SET PROBLEM — Go through the records and give each one again exactly.

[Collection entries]
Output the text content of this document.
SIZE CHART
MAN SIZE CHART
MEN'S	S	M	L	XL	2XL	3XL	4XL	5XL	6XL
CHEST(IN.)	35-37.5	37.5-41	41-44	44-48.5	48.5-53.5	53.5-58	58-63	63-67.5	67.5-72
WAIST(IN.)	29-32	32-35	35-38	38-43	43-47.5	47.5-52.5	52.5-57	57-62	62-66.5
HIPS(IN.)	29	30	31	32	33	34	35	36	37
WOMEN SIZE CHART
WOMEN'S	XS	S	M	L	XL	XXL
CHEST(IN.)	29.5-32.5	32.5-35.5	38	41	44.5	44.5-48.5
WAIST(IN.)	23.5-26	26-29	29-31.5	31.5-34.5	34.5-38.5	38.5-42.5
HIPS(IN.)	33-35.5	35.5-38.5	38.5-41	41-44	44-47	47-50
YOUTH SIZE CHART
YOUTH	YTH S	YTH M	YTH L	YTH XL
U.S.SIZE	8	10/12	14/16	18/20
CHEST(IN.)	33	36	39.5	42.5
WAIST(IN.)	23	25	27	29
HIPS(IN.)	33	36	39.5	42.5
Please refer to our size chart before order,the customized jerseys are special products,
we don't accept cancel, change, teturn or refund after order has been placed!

THE COMPLETED TASK —
Output the text content of this document.
SIZE CHART
MAN SIZE CHART
MEN'S	S	M	L	XL	2XL	3XL	4XL	5XL	6XL
CHEST(IN.)	35-37.5	37.5-41	41-44	44-48.5	48.5-53.5	53.5-58	58-63	63-67.5	67.5-72
WAIST(IN.)	29-32	32-35	35-38	38-43	43-47.5	47.5-52.5	52.5-57	57-62	62-66.5
HIPS(IN.)	29	30	31	32	33	34	35	36	37
WOMEN SIZE CHART
WOMEN'S	XS	S	M	L	XL	XXL
CHEST(IN.)	29.5-32.5	32.5-35.5	38	41	44.5	44.5-48.5
WAIST(IN.)	23.5-26	26-29	29-31.5	31.5-34.5	34.5-38.5	38.5-42.5
HIPS(IN.)	33-35.5	35.5-38.5	38.5-41	41-44	44-47	47-50
YOUTH SIZE CHART
YOUTH	YTH S	YTH M	YTH L	YTH XL
U.S.SIZE	8	10/12	14/16	18/20
CHEST(IN.)	33	36	39.5	42.5
WAIST(IN.)	23	25	27	29
HIPS(IN.)	33	36	39.5	42.5
Please refer to our size chart before order,the customized jerseys are special products,
we don't accept cancel, change, teturn or refund after order has been placed!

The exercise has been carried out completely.